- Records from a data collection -
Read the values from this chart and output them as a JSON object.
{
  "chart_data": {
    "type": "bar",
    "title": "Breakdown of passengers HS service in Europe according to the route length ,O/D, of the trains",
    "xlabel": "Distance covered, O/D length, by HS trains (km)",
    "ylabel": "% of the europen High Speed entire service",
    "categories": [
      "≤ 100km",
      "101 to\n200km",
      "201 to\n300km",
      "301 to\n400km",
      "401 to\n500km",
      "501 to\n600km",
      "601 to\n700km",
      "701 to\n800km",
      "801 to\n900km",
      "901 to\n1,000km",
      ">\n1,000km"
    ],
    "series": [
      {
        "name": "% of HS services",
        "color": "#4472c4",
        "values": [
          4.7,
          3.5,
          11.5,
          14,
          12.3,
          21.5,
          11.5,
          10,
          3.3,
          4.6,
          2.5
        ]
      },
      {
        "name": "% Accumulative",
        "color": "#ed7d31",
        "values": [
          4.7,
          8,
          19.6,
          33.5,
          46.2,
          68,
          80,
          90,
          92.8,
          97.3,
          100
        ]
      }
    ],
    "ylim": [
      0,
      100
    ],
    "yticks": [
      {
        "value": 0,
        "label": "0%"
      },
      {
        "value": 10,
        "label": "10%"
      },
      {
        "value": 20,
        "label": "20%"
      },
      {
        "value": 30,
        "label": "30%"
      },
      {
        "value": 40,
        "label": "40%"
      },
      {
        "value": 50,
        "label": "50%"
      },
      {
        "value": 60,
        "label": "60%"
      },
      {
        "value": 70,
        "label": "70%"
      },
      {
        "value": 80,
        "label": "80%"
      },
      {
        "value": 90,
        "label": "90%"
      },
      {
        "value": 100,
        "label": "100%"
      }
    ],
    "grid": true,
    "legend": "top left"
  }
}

- What to do -
Copy down every line of the entries containing the word "length".

- Expected answer -
    "title": "Breakdown of passengers HS service in Europe according to the route length ,O/D, of the trains",
    "xlabel": "Distance covered, O/D length, by HS trains (km)",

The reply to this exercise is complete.